■ **Task**
Each line below is to be written out in full, exactly as shown.

==== Data

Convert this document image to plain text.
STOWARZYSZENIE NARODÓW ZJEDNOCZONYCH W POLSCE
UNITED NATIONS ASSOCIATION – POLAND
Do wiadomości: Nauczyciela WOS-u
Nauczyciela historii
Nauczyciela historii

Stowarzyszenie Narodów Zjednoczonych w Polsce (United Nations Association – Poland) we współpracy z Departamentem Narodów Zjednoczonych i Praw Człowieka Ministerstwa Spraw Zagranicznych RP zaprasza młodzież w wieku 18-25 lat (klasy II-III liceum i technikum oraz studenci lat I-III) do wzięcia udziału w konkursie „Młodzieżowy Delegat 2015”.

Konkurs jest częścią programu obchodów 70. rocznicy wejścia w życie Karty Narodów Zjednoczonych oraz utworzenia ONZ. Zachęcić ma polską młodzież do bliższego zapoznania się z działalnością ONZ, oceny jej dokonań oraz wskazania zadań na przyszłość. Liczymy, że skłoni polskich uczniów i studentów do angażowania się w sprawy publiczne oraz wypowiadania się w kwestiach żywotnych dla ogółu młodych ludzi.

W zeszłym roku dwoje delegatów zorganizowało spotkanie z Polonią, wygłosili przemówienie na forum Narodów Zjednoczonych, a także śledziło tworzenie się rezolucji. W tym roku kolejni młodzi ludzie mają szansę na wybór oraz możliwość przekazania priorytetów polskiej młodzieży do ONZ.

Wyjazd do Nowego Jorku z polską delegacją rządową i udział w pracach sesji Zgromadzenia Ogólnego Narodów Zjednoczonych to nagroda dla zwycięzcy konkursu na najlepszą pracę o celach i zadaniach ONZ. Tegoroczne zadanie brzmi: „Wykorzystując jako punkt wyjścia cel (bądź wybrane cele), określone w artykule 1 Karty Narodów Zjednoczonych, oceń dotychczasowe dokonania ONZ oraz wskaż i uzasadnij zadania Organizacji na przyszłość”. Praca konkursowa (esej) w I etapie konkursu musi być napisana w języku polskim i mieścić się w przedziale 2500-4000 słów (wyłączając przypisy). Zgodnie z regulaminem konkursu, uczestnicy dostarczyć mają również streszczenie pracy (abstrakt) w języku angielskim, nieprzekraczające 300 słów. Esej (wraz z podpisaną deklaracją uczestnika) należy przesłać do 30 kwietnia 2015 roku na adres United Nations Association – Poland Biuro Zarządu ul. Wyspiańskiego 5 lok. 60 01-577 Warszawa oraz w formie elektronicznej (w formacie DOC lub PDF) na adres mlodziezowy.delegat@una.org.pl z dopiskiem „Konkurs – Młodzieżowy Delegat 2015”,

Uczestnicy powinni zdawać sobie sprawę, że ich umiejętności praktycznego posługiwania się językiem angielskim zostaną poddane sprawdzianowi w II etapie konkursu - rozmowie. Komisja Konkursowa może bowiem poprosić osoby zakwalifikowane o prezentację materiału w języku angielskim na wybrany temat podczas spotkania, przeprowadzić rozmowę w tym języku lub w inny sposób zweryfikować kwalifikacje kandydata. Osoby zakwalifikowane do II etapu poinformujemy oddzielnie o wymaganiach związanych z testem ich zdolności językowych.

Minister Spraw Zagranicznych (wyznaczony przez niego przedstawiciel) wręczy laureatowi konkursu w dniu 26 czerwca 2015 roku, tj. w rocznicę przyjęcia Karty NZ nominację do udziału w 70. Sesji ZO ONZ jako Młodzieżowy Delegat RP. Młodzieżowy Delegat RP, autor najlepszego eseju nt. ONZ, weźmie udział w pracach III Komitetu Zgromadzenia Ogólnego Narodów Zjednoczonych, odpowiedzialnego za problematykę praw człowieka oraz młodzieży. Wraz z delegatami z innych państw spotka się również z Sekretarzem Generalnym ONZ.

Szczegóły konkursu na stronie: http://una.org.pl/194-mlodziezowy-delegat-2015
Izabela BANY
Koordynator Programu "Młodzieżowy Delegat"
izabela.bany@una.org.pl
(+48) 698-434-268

========

■ **Result for this exercise**
Convert this document image to plain text.
STOWARZYSZENIE NARODÓW ZJEDNOCZONYCH W POLSCE
UNITED NATIONS ASSOCIATION – POLAND
Do wiadomości: Nauczyciela WOS-u
Nauczyciela historii
Nauczyciela historii

Stowarzyszenie Narodów Zjednoczonych w Polsce (United Nations Association – Poland) we współpracy z Departamentem Narodów Zjednoczonych i Praw Człowieka Ministerstwa Spraw Zagranicznych RP zaprasza młodzież w wieku 18-25 lat (klasy II-III liceum i technikum oraz studenci lat I-III) do wzięcia udziału w konkursie „Młodzieżowy Delegat 2015”.

Konkurs jest częścią programu obchodów 70. rocznicy wejścia w życie Karty Narodów Zjednoczonych oraz utworzenia ONZ. Zachęcić ma polską młodzież do bliższego zapoznania się z działalnością ONZ, oceny jej dokonań oraz wskazania zadań na przyszłość. Liczymy, że skłoni polskich uczniów i studentów do angażowania się w sprawy publiczne oraz wypowiadania się w kwestiach żywotnych dla ogółu młodych ludzi.

W zeszłym roku dwoje delegatów zorganizowało spotkanie z Polonią, wygłosili przemówienie na forum Narodów Zjednoczonych, a także śledziło tworzenie się rezolucji. W tym roku kolejni młodzi ludzie mają szansę na wybór oraz możliwość przekazania priorytetów polskiej młodzieży do ONZ.

Wyjazd do Nowego Jorku z polską delegacją rządową i udział w pracach sesji Zgromadzenia Ogólnego Narodów Zjednoczonych to nagroda dla zwycięzcy konkursu na najlepszą pracę o celach i zadaniach ONZ. Tegoroczne zadanie brzmi: „Wykorzystując jako punkt wyjścia cel (bądź wybrane cele), określone w artykule 1 Karty Narodów Zjednoczonych, oceń dotychczasowe dokonania ONZ oraz wskaż i uzasadnij zadania Organizacji na przyszłość”. Praca konkursowa (esej) w I etapie konkursu musi być napisana w języku polskim i mieścić się w przedziale 2500-4000 słów (wyłączając przypisy). Zgodnie z regulaminem konkursu, uczestnicy dostarczyć mają również streszczenie pracy (abstrakt) w języku angielskim, nieprzekraczające 300 słów. Esej (wraz z podpisaną deklaracją uczestnika) należy przesłać do 30 kwietnia 2015 roku na adres United Nations Association – Poland Biuro Zarządu ul. Wyspiańskiego 5 lok. 60 01-577 Warszawa oraz w formie elektronicznej (w formacie DOC lub PDF) na adres mlodziezowy.delegat@una.org.pl z dopiskiem „Konkurs – Młodzieżowy Delegat 2015”,

Uczestnicy powinni zdawać sobie sprawę, że ich umiejętności praktycznego posługiwania się językiem angielskim zostaną poddane sprawdzianowi w II etapie konkursu - rozmowie. Komisja Konkursowa może bowiem poprosić osoby zakwalifikowane o prezentację materiału w języku angielskim na wybrany temat podczas spotkania, przeprowadzić rozmowę w tym języku lub w inny sposób zweryfikować kwalifikacje kandydata. Osoby zakwalifikowane do II etapu poinformujemy oddzielnie o wymaganiach związanych z testem ich zdolności językowych.

Minister Spraw Zagranicznych (wyznaczony przez niego przedstawiciel) wręczy laureatowi konkursu w dniu 26 czerwca 2015 roku, tj. w rocznicę przyjęcia Karty NZ nominację do udziału w 70. Sesji ZO ONZ jako Młodzieżowy Delegat RP. Młodzieżowy Delegat RP, autor najlepszego eseju nt. ONZ, weźmie udział w pracach III Komitetu Zgromadzenia Ogólnego Narodów Zjednoczonych, odpowiedzialnego za problematykę praw człowieka oraz młodzieży. Wraz z delegatami z innych państw spotka się również z Sekretarzem Generalnym ONZ.

Szczegóły konkursu na stronie: http://una.org.pl/194-mlodziezowy-delegat-2015
Izabela BANY
Koordynator Programu "Młodzieżowy Delegat"
izabela.bany@una.org.pl
(+48) 698-434-268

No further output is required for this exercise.